BEGIN Selected passage
AI/ML Enhancements in 5G-Advanced for Intelligent Network Automation

Artificial Intelligence (AI) and Machine Learning (ML) has been touted to automate the network and simplify the identification and debug of issues that will arise with increasing network complexity. For this reason 3GPP has many different features that are already present in Release-17 but are expected to evolve further in Release-18. 

I have already covered some of this topics in earlier posts. Ericsson's recent whitepaper '5G Advanced: Evolution towards 6G' also has a good summary on this topic. Here is an extract from that:

Intelligent network automation

With increasing complexity in network design, for example, many different deployment and usage options, conventional approaches will not be able to provide swift solutions in many cases. It is well understood that manually reconfiguring cellular communications systems could be inefficient and costly.

Artificial intelligence (AI) and machine learning (ML) have the capability to solve complex and unstructured network problems by using a large amount of data collected from wireless networks. Thus, there has been a lot of attention lately on utilizing AI/ML-based solutions to improve network performance and hence providing avenues for inserting intelligence in network operations.

AI model design, optimization, and life-cycle management rely heavily on data. A wireless network can collect a large amount of data as part of its normal operations. This provides a good base for designing intelligent network solutions. 5G Advanced addresses how to optimize the standardized interfaces for data collection while leaving the automation functionality, for example, training and inference up to the proprietary implementation to support full flexibility in the automation of the network.
END Selected passage
BEGIN Information supplied
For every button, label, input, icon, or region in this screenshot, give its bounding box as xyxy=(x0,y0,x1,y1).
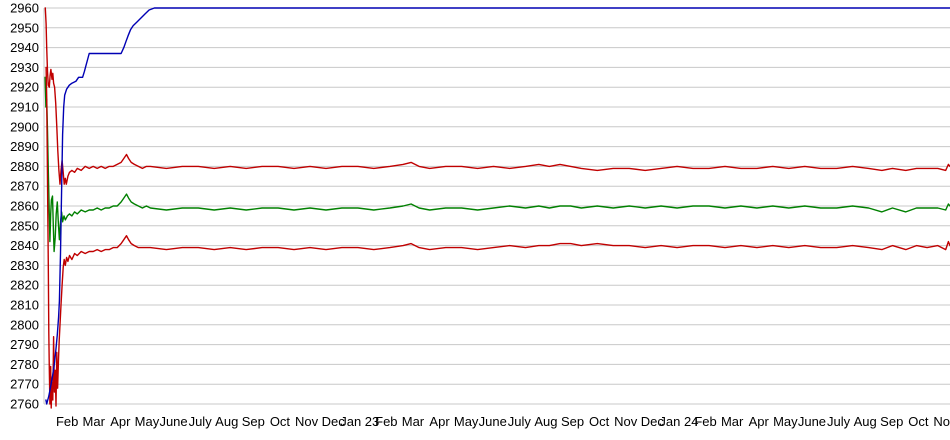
END Information supplied
> Tasks
1. Repeat, word for word, the part of the 5G-Advanced text starting with "With increasing complexity" and going on through "in network operations.".
2. In the 5G-Advanced text, what does 5G Advanced leave up to the proprietary implementation?

> Answers to each task
1.
With increasing complexity in network design, for example, many different deployment and usage options, conventional approaches will not be able to provide swift solutions in many cases. It is well understood that manually reconfiguring cellular communications systems could be inefficient and costly.

Artificial intelligence (AI) and machine learning (ML) have the capability to solve complex and unstructured network problems by using a large amount of data collected from wireless networks. Thus, there has been a lot of attention lately on utilizing AI/ML-based solutions to improve network performance and hence providing avenues for inserting intelligence in network operations.

2. The automation functionality, such as training and inference.